- Exercise directions -
Rewrite the entries below, swapping each "bbox" for "box" and leaving everything else unchanged.

** Begin Information shown **

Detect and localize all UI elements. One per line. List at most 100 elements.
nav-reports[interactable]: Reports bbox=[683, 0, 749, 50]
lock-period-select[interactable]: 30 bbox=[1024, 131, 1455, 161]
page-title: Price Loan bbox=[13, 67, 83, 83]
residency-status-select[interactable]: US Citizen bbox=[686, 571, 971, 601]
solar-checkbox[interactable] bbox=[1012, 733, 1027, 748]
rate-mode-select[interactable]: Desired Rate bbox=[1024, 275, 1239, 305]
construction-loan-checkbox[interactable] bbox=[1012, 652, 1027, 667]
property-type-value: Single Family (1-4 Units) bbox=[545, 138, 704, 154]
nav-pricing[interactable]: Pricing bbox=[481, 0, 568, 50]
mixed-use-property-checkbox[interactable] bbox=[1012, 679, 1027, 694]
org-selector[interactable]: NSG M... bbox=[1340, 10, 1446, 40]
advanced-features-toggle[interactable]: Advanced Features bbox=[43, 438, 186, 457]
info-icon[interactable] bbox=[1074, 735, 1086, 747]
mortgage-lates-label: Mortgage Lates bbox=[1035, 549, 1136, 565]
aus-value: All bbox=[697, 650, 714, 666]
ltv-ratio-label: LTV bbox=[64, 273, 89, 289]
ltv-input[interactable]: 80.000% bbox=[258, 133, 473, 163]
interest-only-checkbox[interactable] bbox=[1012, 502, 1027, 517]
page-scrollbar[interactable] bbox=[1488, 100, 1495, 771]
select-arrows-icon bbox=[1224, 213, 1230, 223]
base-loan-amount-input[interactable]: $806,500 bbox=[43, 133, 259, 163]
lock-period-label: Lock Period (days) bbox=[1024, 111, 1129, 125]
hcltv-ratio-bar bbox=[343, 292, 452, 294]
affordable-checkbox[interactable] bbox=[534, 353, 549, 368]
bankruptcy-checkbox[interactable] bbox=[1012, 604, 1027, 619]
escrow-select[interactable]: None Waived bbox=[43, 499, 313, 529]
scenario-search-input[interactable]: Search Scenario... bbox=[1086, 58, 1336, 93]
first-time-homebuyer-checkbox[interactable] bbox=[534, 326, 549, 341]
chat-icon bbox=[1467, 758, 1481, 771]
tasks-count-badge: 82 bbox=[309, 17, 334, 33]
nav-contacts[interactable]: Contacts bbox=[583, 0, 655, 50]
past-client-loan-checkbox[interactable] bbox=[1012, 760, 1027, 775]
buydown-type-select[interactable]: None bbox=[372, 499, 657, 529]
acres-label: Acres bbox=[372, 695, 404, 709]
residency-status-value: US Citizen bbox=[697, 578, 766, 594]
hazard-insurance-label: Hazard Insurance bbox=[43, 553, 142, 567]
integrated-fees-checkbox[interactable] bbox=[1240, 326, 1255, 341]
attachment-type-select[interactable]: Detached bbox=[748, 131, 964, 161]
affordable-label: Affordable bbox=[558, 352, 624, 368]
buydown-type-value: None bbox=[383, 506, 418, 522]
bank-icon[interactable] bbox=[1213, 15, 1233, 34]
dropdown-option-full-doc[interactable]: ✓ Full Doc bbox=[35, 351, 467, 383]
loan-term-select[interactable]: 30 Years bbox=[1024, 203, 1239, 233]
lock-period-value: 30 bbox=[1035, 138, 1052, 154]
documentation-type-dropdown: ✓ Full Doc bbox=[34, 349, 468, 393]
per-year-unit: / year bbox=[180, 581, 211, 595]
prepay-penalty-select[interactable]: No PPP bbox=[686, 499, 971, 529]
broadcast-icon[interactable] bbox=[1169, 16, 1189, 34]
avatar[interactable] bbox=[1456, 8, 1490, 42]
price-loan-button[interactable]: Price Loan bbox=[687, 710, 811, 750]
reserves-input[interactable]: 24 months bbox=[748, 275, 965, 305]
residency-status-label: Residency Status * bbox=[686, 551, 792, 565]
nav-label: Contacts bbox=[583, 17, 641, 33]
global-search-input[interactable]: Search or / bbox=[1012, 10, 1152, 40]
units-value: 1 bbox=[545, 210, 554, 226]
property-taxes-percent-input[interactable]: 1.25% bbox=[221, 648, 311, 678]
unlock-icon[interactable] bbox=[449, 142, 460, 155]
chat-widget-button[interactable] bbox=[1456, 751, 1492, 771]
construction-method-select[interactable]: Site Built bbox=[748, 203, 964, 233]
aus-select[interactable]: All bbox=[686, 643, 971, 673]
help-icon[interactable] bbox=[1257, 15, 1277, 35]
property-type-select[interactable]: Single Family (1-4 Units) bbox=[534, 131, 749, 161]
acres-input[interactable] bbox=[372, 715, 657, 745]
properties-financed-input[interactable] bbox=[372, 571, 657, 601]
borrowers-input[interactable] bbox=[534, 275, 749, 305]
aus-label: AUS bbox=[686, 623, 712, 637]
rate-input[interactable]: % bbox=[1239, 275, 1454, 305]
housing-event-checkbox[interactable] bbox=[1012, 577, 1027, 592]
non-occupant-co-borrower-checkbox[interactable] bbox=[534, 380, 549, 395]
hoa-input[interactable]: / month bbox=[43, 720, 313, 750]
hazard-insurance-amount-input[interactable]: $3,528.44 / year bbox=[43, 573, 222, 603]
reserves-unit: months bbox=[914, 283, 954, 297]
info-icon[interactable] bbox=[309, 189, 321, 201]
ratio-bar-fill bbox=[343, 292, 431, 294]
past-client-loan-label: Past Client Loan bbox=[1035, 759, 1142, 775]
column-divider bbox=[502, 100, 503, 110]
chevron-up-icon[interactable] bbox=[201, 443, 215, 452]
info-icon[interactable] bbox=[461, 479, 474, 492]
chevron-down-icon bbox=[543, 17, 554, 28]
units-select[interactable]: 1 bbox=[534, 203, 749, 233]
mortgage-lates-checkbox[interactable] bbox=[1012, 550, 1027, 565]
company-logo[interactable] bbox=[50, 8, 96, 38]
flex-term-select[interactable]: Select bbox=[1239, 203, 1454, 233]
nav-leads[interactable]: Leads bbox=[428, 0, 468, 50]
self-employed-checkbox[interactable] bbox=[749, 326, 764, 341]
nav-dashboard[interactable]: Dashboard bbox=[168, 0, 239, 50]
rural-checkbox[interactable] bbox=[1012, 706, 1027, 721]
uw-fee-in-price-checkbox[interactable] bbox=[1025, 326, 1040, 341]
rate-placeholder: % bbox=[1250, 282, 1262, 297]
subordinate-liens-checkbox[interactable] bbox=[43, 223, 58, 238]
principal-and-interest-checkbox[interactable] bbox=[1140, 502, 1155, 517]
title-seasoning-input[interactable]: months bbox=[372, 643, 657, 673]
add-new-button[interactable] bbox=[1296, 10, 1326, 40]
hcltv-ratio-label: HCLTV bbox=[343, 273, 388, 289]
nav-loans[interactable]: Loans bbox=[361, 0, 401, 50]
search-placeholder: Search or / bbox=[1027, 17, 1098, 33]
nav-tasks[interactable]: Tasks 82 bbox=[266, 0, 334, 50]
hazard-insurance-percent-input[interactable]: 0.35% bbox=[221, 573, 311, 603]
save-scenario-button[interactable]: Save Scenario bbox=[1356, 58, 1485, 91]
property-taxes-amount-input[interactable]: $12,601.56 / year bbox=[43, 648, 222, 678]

** End Information shown **

- Exercise result -
Detect and localize all UI elements. One per line. List at most 100 elements.
nav-reports[interactable]: Reports box=[683, 0, 749, 50]
lock-period-select[interactable]: 30 box=[1024, 131, 1455, 161]
page-title: Price Loan box=[13, 67, 83, 83]
residency-status-select[interactable]: US Citizen box=[686, 571, 971, 601]
solar-checkbox[interactable] box=[1012, 733, 1027, 748]
rate-mode-select[interactable]: Desired Rate box=[1024, 275, 1239, 305]
construction-loan-checkbox[interactable] box=[1012, 652, 1027, 667]
property-type-value: Single Family (1-4 Units) box=[545, 138, 704, 154]
nav-pricing[interactable]: Pricing box=[481, 0, 568, 50]
mixed-use-property-checkbox[interactable] box=[1012, 679, 1027, 694]
org-selector[interactable]: NSG M... box=[1340, 10, 1446, 40]
advanced-features-toggle[interactable]: Advanced Features box=[43, 438, 186, 457]
info-icon[interactable] box=[1074, 735, 1086, 747]
mortgage-lates-label: Mortgage Lates box=[1035, 549, 1136, 565]
aus-value: All box=[697, 650, 714, 666]
ltv-ratio-label: LTV box=[64, 273, 89, 289]
ltv-input[interactable]: 80.000% box=[258, 133, 473, 163]
interest-only-checkbox[interactable] box=[1012, 502, 1027, 517]
page-scrollbar[interactable] box=[1488, 100, 1495, 771]
select-arrows-icon box=[1224, 213, 1230, 223]
base-loan-amount-input[interactable]: $806,500 box=[43, 133, 259, 163]
lock-period-label: Lock Period (days) box=[1024, 111, 1129, 125]
hcltv-ratio-bar box=[343, 292, 452, 294]
affordable-checkbox[interactable] box=[534, 353, 549, 368]
bankruptcy-checkbox[interactable] box=[1012, 604, 1027, 619]
escrow-select[interactable]: None Waived box=[43, 499, 313, 529]
scenario-search-input[interactable]: Search Scenario... box=[1086, 58, 1336, 93]
first-time-homebuyer-checkbox[interactable] box=[534, 326, 549, 341]
chat-icon box=[1467, 758, 1481, 771]
tasks-count-badge: 82 box=[309, 17, 334, 33]
nav-contacts[interactable]: Contacts box=[583, 0, 655, 50]
past-client-loan-checkbox[interactable] box=[1012, 760, 1027, 775]
buydown-type-select[interactable]: None box=[372, 499, 657, 529]
acres-label: Acres box=[372, 695, 404, 709]
residency-status-value: US Citizen box=[697, 578, 766, 594]
hazard-insurance-label: Hazard Insurance box=[43, 553, 142, 567]
integrated-fees-checkbox[interactable] box=[1240, 326, 1255, 341]
attachment-type-select[interactable]: Detached box=[748, 131, 964, 161]
affordable-label: Affordable box=[558, 352, 624, 368]
buydown-type-value: None box=[383, 506, 418, 522]
bank-icon[interactable] box=[1213, 15, 1233, 34]
dropdown-option-full-doc[interactable]: ✓ Full Doc box=[35, 351, 467, 383]
loan-term-select[interactable]: 30 Years box=[1024, 203, 1239, 233]
lock-period-value: 30 box=[1035, 138, 1052, 154]
documentation-type-dropdown: ✓ Full Doc box=[34, 349, 468, 393]
per-year-unit: / year box=[180, 581, 211, 595]
prepay-penalty-select[interactable]: No PPP box=[686, 499, 971, 529]
broadcast-icon[interactable] box=[1169, 16, 1189, 34]
avatar[interactable] box=[1456, 8, 1490, 42]
price-loan-button[interactable]: Price Loan box=[687, 710, 811, 750]
reserves-input[interactable]: 24 months box=[748, 275, 965, 305]
residency-status-label: Residency Status * box=[686, 551, 792, 565]
nav-label: Contacts box=[583, 17, 641, 33]
global-search-input[interactable]: Search or / box=[1012, 10, 1152, 40]
units-value: 1 box=[545, 210, 554, 226]
property-taxes-percent-input[interactable]: 1.25% box=[221, 648, 311, 678]
unlock-icon[interactable] box=[449, 142, 460, 155]
chat-widget-button[interactable] box=[1456, 751, 1492, 771]
construction-method-select[interactable]: Site Built box=[748, 203, 964, 233]
aus-select[interactable]: All box=[686, 643, 971, 673]
help-icon[interactable] box=[1257, 15, 1277, 35]
property-type-select[interactable]: Single Family (1-4 Units) box=[534, 131, 749, 161]
acres-input[interactable] box=[372, 715, 657, 745]
properties-financed-input[interactable] box=[372, 571, 657, 601]
borrowers-input[interactable] box=[534, 275, 749, 305]
aus-label: AUS box=[686, 623, 712, 637]
rate-input[interactable]: % box=[1239, 275, 1454, 305]
housing-event-checkbox[interactable] box=[1012, 577, 1027, 592]
non-occupant-co-borrower-checkbox[interactable] box=[534, 380, 549, 395]
hoa-input[interactable]: / month box=[43, 720, 313, 750]
hazard-insurance-amount-input[interactable]: $3,528.44 / year box=[43, 573, 222, 603]
reserves-unit: months box=[914, 283, 954, 297]
info-icon[interactable] box=[309, 189, 321, 201]
ratio-bar-fill box=[343, 292, 431, 294]
past-client-loan-label: Past Client Loan box=[1035, 759, 1142, 775]
column-divider box=[502, 100, 503, 110]
chevron-up-icon[interactable] box=[201, 443, 215, 452]
info-icon[interactable] box=[461, 479, 474, 492]
chevron-down-icon box=[543, 17, 554, 28]
units-select[interactable]: 1 box=[534, 203, 749, 233]
mortgage-lates-checkbox[interactable] box=[1012, 550, 1027, 565]
company-logo[interactable] box=[50, 8, 96, 38]
flex-term-select[interactable]: Select box=[1239, 203, 1454, 233]
nav-leads[interactable]: Leads box=[428, 0, 468, 50]
self-employed-checkbox[interactable] box=[749, 326, 764, 341]
nav-dashboard[interactable]: Dashboard box=[168, 0, 239, 50]
rural-checkbox[interactable] box=[1012, 706, 1027, 721]
uw-fee-in-price-checkbox[interactable] box=[1025, 326, 1040, 341]
rate-placeholder: % box=[1250, 282, 1262, 297]
subordinate-liens-checkbox[interactable] box=[43, 223, 58, 238]
principal-and-interest-checkbox[interactable] box=[1140, 502, 1155, 517]
title-seasoning-input[interactable]: months box=[372, 643, 657, 673]
add-new-button[interactable] box=[1296, 10, 1326, 40]
hcltv-ratio-label: HCLTV box=[343, 273, 388, 289]
nav-loans[interactable]: Loans box=[361, 0, 401, 50]
search-placeholder: Search or / box=[1027, 17, 1098, 33]
nav-tasks[interactable]: Tasks 82 box=[266, 0, 334, 50]
hazard-insurance-percent-input[interactable]: 0.35% box=[221, 573, 311, 603]
save-scenario-button[interactable]: Save Scenario box=[1356, 58, 1485, 91]
property-taxes-amount-input[interactable]: $12,601.56 / year box=[43, 648, 222, 678]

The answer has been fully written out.